Given exercise -> Give as a JSON list of strings the lines of the entries below, starting at the line that contains "- stock-name: 华胜天成: [390, 523, 482, 549]" and ending at the line that contains "- leaf-icon: ❧: [613, 24, 630, 48]", with both of those lines included. Use one string per line and omit any blank lines.
══════════════════════════════
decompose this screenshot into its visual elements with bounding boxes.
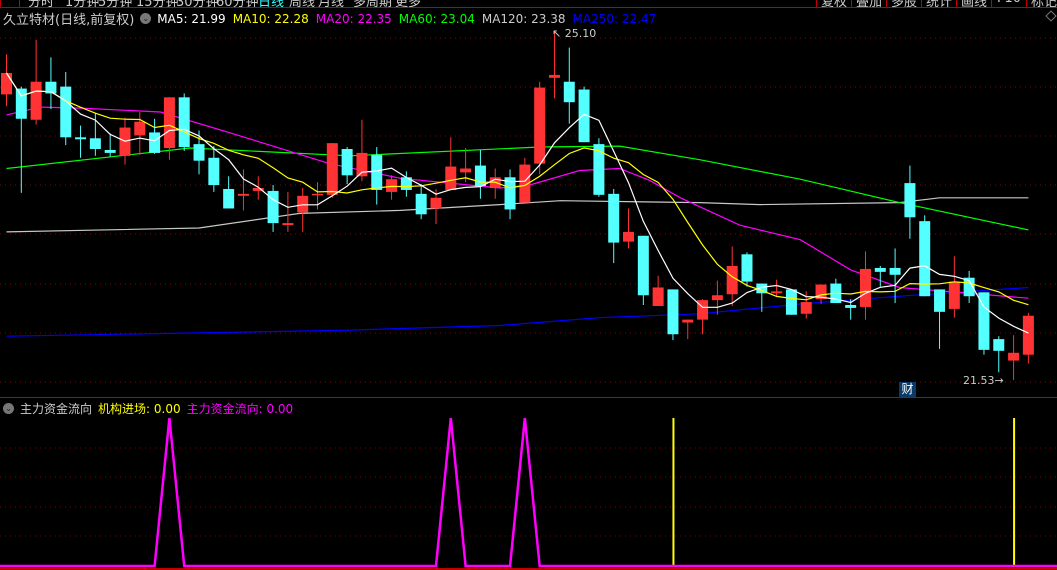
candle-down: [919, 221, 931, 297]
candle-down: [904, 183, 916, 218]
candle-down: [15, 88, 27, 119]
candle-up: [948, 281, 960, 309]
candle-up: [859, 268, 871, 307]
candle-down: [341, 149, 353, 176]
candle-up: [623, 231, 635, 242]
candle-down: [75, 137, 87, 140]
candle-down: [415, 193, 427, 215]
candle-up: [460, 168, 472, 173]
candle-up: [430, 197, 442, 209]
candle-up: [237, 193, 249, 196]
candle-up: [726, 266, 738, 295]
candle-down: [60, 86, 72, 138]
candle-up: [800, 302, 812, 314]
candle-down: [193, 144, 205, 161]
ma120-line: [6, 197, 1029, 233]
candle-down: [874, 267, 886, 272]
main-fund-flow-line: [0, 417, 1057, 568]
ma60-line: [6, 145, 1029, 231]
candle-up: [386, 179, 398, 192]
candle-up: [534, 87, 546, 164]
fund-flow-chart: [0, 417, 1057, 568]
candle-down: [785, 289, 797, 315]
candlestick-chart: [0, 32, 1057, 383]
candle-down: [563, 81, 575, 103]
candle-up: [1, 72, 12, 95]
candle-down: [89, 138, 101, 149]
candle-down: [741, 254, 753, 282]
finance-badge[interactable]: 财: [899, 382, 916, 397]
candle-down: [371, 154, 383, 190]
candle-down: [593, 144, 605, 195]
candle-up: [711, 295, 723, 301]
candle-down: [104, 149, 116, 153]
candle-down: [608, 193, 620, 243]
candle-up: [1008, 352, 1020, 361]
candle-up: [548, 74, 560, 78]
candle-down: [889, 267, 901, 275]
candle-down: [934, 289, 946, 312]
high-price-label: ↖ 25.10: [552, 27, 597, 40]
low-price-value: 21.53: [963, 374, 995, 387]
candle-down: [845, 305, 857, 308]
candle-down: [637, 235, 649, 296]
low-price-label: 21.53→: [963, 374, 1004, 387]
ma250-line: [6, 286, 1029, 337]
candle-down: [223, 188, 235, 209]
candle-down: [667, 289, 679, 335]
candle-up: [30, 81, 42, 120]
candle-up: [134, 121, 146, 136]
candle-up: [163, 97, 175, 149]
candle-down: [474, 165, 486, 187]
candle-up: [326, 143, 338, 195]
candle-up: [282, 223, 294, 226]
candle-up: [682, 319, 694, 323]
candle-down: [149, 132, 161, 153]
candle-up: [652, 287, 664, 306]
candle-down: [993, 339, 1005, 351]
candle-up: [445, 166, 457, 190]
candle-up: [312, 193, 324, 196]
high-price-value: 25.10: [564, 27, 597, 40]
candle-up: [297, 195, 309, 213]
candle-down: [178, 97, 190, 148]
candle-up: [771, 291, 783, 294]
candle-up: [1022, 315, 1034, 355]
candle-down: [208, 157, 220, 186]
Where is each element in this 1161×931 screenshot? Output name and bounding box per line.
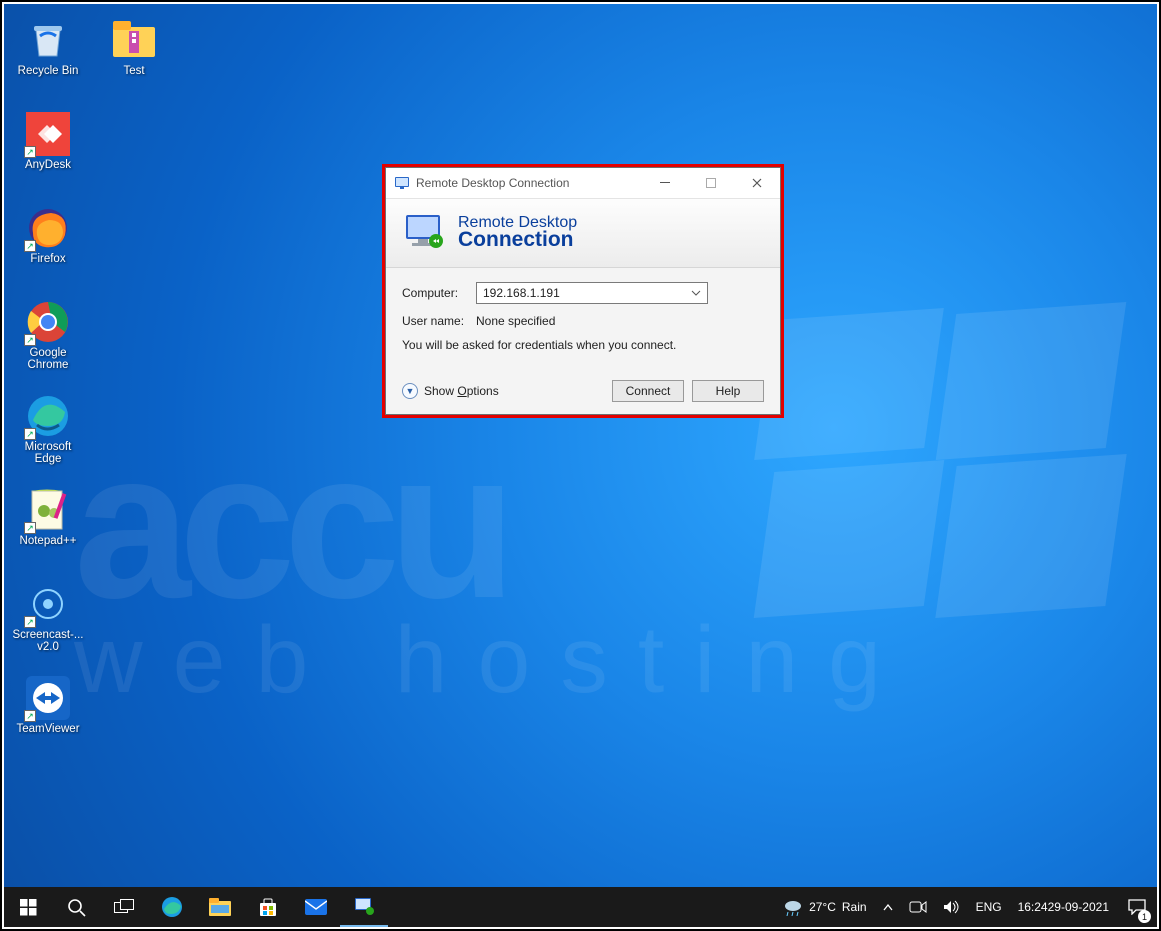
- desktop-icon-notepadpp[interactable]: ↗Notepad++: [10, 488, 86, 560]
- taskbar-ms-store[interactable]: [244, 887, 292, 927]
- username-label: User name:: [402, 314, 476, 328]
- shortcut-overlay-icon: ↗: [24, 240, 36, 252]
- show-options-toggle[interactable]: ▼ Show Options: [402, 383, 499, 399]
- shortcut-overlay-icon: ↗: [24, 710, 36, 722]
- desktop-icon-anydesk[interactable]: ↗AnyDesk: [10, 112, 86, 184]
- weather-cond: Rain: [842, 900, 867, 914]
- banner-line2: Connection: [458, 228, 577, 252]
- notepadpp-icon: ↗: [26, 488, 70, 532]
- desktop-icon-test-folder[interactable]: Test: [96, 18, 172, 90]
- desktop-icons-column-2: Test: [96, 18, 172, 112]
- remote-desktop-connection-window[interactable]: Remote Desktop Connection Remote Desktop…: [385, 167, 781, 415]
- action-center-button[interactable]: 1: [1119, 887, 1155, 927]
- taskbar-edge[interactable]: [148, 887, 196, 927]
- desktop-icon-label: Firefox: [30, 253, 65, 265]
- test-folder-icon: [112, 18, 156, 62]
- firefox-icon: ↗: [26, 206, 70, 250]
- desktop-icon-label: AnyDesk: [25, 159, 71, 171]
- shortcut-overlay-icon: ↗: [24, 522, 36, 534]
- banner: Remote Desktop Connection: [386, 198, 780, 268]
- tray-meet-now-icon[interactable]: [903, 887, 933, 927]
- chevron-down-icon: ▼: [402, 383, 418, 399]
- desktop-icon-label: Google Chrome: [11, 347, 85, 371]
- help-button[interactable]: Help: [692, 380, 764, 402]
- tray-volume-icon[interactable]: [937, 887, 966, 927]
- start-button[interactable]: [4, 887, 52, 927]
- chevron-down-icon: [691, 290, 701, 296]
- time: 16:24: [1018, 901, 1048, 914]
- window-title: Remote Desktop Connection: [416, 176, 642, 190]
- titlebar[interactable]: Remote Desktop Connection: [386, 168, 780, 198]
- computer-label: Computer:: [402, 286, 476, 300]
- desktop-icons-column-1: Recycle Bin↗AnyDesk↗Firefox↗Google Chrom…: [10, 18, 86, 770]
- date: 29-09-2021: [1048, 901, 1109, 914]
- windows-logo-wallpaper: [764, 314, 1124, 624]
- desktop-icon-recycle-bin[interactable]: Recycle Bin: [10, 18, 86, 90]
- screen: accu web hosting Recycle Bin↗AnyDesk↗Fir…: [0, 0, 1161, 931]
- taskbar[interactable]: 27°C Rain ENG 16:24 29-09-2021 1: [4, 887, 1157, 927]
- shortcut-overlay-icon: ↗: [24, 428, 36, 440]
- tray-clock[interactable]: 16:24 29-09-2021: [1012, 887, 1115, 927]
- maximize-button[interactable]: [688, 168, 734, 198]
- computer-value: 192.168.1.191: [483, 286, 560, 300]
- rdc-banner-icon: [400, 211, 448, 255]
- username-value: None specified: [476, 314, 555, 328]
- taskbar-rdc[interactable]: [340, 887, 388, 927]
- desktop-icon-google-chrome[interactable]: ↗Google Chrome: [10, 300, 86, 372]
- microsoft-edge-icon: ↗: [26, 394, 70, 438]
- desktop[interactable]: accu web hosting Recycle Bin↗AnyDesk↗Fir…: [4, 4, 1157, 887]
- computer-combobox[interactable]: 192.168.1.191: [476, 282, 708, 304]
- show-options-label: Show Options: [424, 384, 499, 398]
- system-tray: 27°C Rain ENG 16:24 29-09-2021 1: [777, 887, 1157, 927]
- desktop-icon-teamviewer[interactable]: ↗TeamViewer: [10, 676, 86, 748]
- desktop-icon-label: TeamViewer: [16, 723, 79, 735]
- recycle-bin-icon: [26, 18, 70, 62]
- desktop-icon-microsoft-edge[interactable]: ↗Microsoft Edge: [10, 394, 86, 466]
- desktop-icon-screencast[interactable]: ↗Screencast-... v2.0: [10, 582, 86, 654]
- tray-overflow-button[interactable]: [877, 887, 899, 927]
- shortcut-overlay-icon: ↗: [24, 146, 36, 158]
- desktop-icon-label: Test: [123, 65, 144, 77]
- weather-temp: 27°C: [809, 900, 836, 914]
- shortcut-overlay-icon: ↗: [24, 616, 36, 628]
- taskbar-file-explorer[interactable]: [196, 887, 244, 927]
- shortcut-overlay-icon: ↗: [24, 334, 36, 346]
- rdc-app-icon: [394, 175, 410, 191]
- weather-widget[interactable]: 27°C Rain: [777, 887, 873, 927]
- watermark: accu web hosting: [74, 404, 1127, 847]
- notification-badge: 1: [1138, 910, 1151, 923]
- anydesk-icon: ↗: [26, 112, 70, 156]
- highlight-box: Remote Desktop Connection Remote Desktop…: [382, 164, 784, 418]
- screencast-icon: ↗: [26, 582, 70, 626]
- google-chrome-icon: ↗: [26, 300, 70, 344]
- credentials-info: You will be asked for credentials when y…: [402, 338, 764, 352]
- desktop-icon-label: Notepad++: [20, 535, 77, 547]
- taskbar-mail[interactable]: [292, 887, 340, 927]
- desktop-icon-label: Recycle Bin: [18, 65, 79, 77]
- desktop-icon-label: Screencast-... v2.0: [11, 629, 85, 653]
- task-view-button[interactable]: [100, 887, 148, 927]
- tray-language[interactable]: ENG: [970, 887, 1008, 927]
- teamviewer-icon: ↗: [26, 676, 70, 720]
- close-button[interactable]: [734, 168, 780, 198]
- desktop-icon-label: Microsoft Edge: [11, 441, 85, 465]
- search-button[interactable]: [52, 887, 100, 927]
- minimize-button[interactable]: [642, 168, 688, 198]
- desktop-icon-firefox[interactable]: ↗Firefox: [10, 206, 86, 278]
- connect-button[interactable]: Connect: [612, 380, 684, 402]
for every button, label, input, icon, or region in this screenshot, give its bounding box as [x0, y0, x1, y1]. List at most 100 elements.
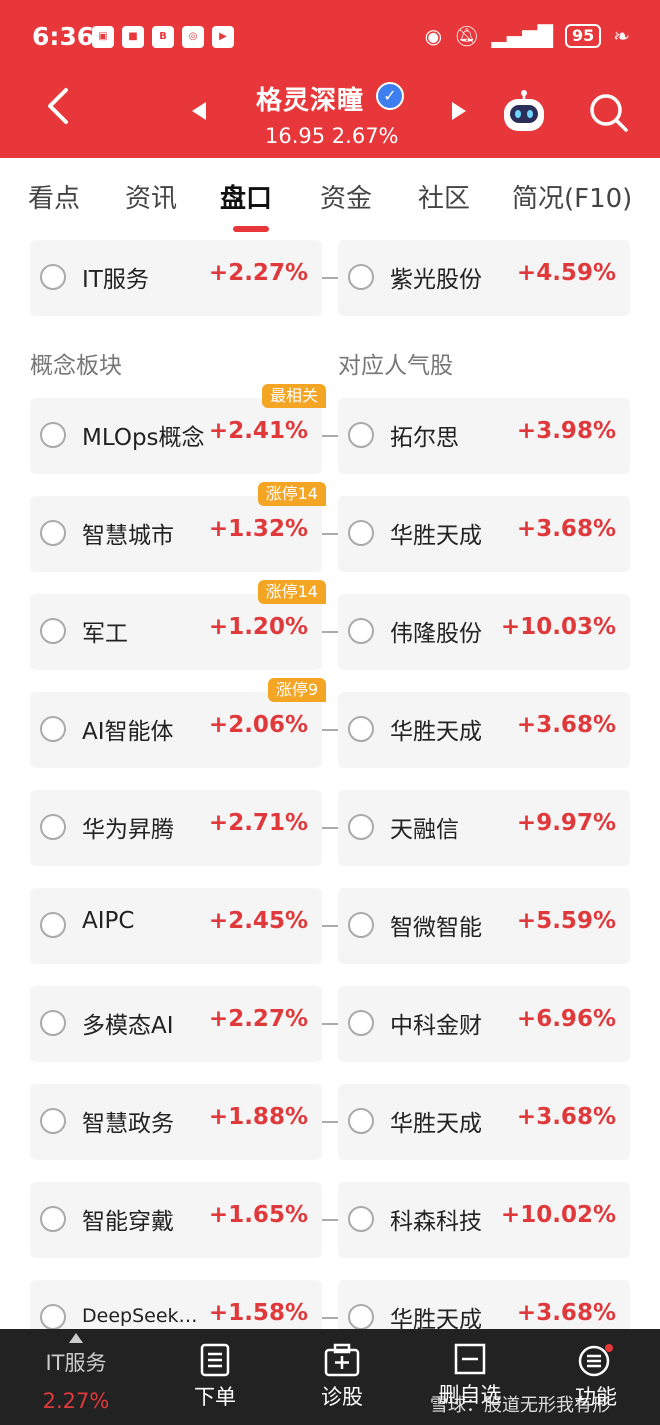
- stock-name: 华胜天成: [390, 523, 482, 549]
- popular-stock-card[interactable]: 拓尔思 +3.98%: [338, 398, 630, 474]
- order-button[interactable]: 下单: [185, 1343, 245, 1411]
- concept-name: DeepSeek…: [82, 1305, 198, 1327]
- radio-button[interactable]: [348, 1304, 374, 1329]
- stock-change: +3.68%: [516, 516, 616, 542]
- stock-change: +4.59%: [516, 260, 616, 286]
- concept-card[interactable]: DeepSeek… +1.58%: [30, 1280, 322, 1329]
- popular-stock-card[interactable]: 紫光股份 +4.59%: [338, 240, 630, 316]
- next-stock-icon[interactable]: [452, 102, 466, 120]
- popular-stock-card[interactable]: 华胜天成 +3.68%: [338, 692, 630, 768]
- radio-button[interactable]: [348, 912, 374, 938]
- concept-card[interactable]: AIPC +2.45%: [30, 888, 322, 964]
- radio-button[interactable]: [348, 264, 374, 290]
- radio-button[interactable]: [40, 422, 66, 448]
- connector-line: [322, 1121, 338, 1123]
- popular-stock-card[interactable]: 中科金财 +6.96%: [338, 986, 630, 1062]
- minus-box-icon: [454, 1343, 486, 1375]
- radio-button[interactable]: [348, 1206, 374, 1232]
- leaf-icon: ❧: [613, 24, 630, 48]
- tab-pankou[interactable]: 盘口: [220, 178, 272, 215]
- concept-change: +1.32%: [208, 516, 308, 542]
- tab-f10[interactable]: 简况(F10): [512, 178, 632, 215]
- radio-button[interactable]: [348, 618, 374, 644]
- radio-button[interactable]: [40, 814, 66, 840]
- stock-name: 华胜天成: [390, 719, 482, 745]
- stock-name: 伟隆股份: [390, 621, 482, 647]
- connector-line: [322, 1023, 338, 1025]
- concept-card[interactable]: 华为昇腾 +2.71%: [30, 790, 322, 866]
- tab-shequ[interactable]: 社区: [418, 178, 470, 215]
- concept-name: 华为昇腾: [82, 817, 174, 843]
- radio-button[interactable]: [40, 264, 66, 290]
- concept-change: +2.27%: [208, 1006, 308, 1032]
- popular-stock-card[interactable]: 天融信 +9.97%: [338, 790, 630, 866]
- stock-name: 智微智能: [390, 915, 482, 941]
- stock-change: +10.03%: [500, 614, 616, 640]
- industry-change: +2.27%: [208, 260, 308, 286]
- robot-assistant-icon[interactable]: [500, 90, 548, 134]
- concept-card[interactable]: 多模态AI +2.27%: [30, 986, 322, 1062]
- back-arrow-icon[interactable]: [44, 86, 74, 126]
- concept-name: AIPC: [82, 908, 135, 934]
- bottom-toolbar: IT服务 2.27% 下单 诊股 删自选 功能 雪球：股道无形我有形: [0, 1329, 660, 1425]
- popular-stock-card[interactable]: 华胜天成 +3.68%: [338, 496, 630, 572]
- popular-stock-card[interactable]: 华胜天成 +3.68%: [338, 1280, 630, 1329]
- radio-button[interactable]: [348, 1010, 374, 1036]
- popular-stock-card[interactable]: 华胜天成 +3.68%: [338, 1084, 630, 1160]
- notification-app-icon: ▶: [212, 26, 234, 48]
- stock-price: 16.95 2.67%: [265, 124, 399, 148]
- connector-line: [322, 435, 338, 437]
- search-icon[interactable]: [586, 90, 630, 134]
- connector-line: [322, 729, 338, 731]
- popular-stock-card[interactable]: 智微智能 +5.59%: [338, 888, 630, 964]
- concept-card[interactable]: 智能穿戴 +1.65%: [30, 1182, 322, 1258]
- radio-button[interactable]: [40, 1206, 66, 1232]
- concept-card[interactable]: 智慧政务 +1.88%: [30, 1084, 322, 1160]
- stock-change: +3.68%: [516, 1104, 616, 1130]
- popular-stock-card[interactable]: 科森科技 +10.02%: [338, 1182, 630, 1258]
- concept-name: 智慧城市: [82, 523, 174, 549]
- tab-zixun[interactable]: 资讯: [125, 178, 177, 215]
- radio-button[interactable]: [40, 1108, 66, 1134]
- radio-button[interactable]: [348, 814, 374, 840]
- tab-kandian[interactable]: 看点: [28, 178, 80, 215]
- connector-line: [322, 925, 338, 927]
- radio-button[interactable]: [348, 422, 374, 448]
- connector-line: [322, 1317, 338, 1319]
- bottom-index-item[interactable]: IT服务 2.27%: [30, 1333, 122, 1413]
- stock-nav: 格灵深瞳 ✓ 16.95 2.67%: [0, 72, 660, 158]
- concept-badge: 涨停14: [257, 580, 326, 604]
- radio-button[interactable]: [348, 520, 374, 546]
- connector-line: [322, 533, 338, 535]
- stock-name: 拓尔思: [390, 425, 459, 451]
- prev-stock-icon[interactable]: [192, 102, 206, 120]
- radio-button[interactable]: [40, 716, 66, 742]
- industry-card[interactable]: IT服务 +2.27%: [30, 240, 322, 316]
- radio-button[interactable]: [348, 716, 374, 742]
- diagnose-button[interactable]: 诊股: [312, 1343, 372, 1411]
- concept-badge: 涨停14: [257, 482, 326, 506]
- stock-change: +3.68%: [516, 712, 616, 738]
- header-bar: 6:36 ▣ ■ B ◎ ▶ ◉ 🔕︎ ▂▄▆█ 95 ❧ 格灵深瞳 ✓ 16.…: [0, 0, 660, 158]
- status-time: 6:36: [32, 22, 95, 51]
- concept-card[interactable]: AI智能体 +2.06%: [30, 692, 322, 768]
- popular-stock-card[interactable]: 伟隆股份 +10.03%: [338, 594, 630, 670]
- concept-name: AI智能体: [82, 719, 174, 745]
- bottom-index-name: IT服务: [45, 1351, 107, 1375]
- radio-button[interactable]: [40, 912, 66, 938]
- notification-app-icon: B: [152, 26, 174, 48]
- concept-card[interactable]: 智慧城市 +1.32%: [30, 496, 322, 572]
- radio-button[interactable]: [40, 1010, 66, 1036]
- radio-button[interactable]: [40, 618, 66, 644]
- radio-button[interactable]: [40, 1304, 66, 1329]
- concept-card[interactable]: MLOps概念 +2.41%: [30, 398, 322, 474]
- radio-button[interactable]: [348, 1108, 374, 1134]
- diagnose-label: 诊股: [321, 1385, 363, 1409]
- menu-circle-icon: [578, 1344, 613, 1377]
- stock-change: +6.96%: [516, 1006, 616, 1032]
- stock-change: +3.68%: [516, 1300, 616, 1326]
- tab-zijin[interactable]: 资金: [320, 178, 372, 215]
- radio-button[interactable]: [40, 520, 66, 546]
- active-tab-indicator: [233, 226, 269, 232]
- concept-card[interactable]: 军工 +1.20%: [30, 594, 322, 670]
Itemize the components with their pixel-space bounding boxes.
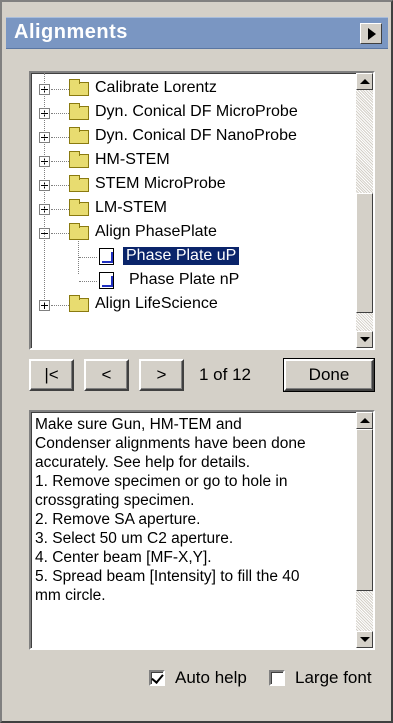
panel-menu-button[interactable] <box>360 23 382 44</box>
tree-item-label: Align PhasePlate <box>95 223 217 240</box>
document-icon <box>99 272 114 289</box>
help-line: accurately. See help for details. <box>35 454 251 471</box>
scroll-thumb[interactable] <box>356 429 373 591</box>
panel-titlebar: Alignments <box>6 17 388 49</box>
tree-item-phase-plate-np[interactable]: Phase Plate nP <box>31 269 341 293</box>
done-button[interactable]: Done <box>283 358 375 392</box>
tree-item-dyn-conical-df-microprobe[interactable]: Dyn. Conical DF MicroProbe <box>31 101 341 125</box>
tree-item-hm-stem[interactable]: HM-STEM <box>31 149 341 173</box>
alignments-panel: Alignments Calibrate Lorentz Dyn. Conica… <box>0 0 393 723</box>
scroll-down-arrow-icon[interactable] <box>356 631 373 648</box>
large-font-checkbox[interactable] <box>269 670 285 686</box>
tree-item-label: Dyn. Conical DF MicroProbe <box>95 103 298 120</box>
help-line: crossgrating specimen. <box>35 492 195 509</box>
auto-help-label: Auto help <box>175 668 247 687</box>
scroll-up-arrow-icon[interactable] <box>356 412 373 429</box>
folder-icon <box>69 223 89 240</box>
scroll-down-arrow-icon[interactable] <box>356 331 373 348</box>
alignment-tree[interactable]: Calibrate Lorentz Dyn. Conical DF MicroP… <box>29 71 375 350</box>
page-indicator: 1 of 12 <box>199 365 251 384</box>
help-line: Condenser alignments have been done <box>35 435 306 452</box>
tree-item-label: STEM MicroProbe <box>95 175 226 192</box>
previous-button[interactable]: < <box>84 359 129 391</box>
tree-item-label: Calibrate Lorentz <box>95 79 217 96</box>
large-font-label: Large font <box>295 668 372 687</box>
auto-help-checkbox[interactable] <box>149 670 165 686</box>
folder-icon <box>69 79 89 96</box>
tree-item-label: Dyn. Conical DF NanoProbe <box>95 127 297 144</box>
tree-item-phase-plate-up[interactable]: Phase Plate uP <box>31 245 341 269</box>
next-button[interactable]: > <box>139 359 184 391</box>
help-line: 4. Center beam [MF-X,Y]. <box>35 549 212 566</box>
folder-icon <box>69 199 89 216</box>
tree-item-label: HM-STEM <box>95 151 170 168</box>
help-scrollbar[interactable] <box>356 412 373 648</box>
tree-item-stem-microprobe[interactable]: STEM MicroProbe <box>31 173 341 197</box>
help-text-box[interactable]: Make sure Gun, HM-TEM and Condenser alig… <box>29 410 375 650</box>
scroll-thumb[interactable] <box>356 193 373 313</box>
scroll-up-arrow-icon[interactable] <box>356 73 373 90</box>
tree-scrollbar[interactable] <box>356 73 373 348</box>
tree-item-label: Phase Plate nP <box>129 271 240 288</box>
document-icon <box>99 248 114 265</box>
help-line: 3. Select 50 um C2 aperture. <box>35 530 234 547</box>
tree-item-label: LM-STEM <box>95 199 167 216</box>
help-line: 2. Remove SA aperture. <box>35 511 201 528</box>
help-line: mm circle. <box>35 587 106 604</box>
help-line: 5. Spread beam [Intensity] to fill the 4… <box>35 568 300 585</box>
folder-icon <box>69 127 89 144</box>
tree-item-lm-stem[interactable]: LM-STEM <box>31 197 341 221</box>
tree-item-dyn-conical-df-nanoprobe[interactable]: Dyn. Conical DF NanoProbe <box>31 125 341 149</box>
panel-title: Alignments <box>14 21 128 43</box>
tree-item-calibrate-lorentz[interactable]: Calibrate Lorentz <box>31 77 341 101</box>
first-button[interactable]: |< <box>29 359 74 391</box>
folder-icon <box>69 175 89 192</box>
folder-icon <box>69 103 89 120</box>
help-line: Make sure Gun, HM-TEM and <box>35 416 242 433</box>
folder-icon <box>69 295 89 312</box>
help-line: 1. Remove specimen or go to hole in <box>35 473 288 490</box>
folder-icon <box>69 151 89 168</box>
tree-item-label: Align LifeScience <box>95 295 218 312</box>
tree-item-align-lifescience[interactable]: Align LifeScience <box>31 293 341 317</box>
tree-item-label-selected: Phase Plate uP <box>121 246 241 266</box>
══════════════════════════════
Task result ->
[
  "- stock-name: 华胜天成: [390, 523, 482, 549]",
  "- popular-stock-card[interactable]: 拓尔思 +3.98%: [338, 398, 630, 474]",
  "- order-button[interactable]: 下单: [185, 1343, 245, 1411]",
  "- concept-name: DeepSeek…: [82, 1305, 198, 1327]",
  "- radio-button[interactable]: [348, 1304, 374, 1329]",
  "- stock-change: +3.68%: [516, 516, 616, 542]",
  "- stock-change: +4.59%: [516, 260, 616, 286]",
  "- concept-card[interactable]: DeepSeek… +1.58%: [30, 1280, 322, 1329]",
  "- popular-stock-card[interactable]: 紫光股份 +4.59%: [338, 240, 630, 316]",
  "- next-stock-icon[interactable]: [452, 102, 466, 120]",
  "- popular-stock-card[interactable]: 华胜天成 +3.68%: [338, 692, 630, 768]",
  "- radio-button[interactable]: [348, 912, 374, 938]",
  "- concept-card[interactable]: AIPC +2.45%: [30, 888, 322, 964]",
  "- radio-button[interactable]: [348, 264, 374, 290]",
  "- radio-button[interactable]: [40, 422, 66, 448]",
  "- connector-line: [322, 1121, 338, 1123]",
  "- popular-stock-card[interactable]: 中科金财 +6.96%: [338, 986, 630, 1062]",
  "- minus-box-icon: [454, 1343, 486, 1375]",
  "- radio-button[interactable]: [348, 1206, 374, 1232]",
  "- leaf-icon: ❧: [613, 24, 630, 48]"
]